- Given instruction: Every record below should be printed exactly as it appears.

[Stored items]

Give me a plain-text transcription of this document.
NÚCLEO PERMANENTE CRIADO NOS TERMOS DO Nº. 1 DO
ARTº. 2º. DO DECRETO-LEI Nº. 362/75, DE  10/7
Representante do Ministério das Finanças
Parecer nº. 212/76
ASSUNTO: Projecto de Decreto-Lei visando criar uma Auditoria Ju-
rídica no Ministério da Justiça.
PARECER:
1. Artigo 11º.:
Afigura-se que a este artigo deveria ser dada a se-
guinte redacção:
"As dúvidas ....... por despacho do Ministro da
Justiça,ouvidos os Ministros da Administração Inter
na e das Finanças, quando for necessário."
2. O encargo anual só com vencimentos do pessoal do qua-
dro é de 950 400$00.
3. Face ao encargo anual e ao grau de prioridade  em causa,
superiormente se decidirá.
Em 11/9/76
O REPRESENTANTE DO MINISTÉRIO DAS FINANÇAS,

- Written response:
Give me a plain-text transcription of this document.
NÚCLEO PERMANENTE CRIADO NOS TERMOS DO Nº. 1 DO
ARTº. 2º. DO DECRETO-LEI Nº. 362/75, DE  10/7
Representante do Ministério das Finanças
Parecer nº. 212/76
ASSUNTO: Projecto de Decreto-Lei visando criar uma Auditoria Ju-
rídica no Ministério da Justiça.
PARECER:
1. Artigo 11º.:
Afigura-se que a este artigo deveria ser dada a se-
guinte redacção:
"As dúvidas ....... por despacho do Ministro da
Justiça,ouvidos os Ministros da Administração Inter
na e das Finanças, quando for necessário."
2. O encargo anual só com vencimentos do pessoal do qua-
dro é de 950 400$00.
3. Face ao encargo anual e ao grau de prioridade  em causa,
superiormente se decidirá.
Em 11/9/76
O REPRESENTANTE DO MINISTÉRIO DAS FINANÇAS,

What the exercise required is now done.